AIM OF THE TASK: Read through the entries below and return each line with the word "Road".

THE DATA:
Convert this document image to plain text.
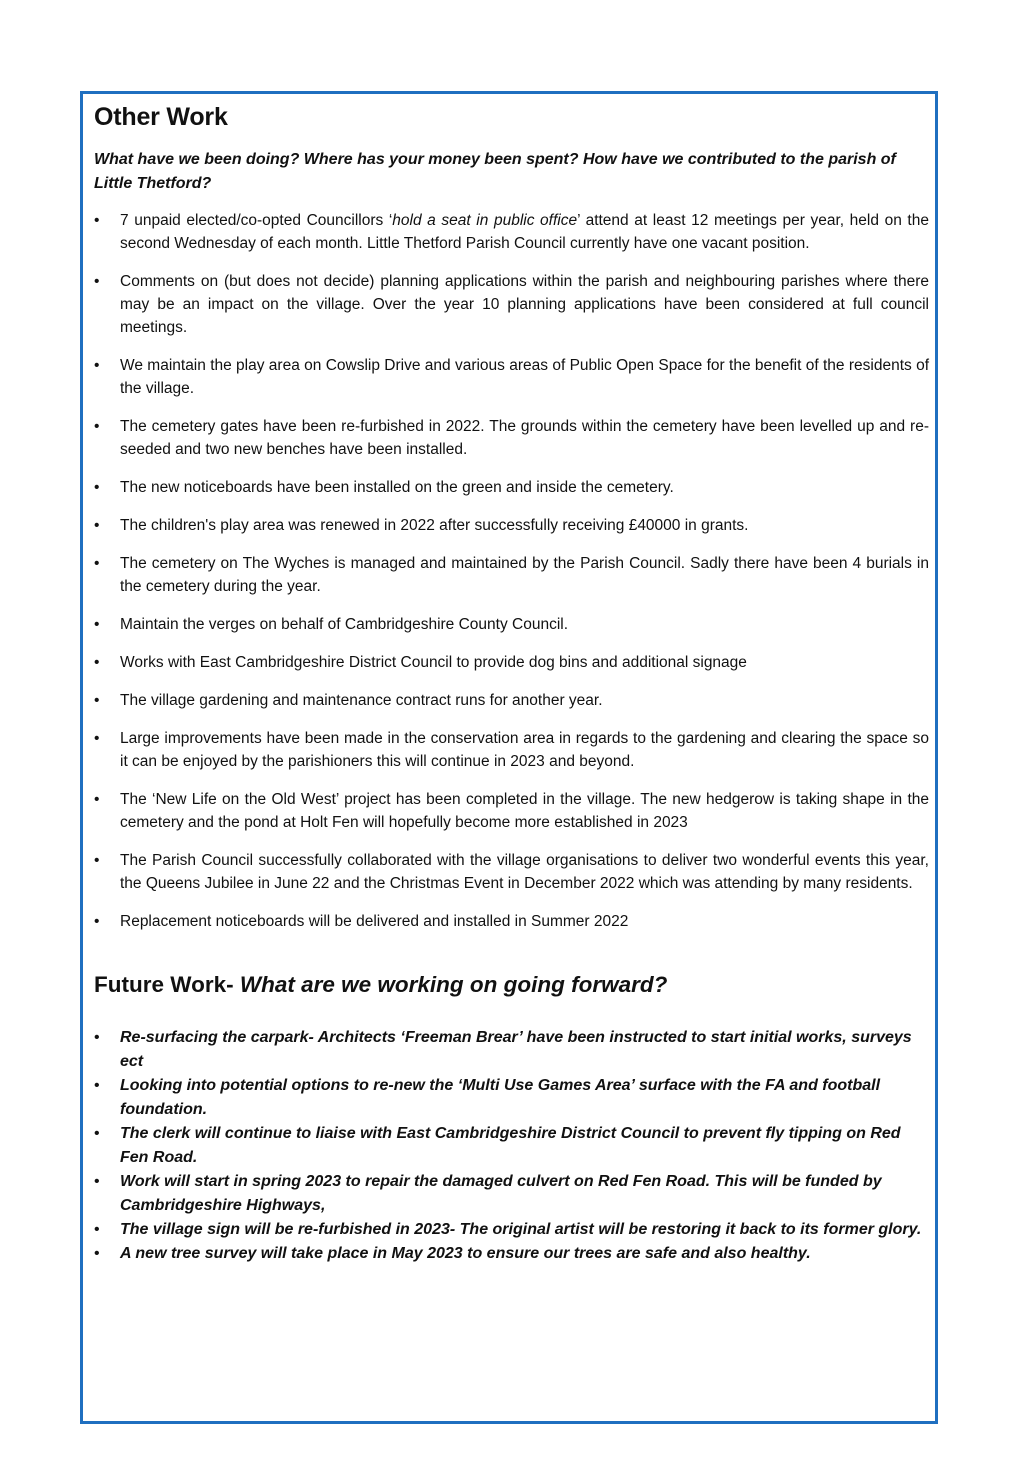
Other Work

What have we been doing? Where has your money been spent? How have we contributed to the parish of Little Thetford?

• 7 unpaid elected/co-opted Councillors ‘hold a seat in public office’ attend at least 12 meetings per year, held on the second Wednesday of each month. Little Thetford Parish Council currently have one vacant position.
• Comments on (but does not decide) planning applications within the parish and neighbouring parishes where there may be an impact on the village. Over the year 10 planning applications have been considered at full council meetings.
• We maintain the play area on Cowslip Drive and various areas of Public Open Space for the benefit of the residents of the village.
• The cemetery gates have been re-furbished in 2022. The grounds within the cemetery have been levelled up and re-seeded and two new benches have been installed.
• The new noticeboards have been installed on the green and inside the cemetery.
• The children's play area was renewed in 2022 after successfully receiving £40000 in grants.
• The cemetery on The Wyches is managed and maintained by the Parish Council. Sadly there have been 4 burials in the cemetery during the year.
• Maintain the verges on behalf of Cambridgeshire County Council.
• Works with East Cambridgeshire District Council to provide dog bins and additional signage
• The village gardening and maintenance contract runs for another year.
• Large improvements have been made in the conservation area in regards to the gardening and clearing the space so it can be enjoyed by the parishioners this will continue in 2023 and beyond.
• The ‘New Life on the Old West’ project has been completed in the village. The new hedgerow is taking shape in the cemetery and the pond at Holt Fen will hopefully become more established in 2023
• The Parish Council successfully collaborated with the village organisations to deliver two wonderful events this year, the Queens Jubilee in June 22 and the Christmas Event in December 2022 which was attending by many residents.
• Replacement noticeboards will be delivered and installed in Summer 2022
Future Work- What are we working on going forward?
• Re-surfacing the carpark- Architects ‘Freeman Brear’ have been instructed to start initial works, surveys ect
• Looking into potential options to re-new the ‘Multi Use Games Area’ surface with the FA and football foundation.
• The clerk will continue to liaise with East Cambridgeshire District Council to prevent fly tipping on Red Fen Road.
• Work will start in spring 2023 to repair the damaged culvert on Red Fen Road. This will be funded by Cambridgeshire Highways,
• The village sign will be re-furbished in 2023- The original artist will be restoring it back to its former glory.
• A new tree survey will take place in May 2023 to ensure our trees are safe and also healthy.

CORRECT OUTPUT:
• The clerk will continue to liaise with East Cambridgeshire District Council to prevent fly tipping on Red Fen Road.
• Work will start in spring 2023 to repair the damaged culvert on Red Fen Road. This will be funded by Cambridgeshire Highways,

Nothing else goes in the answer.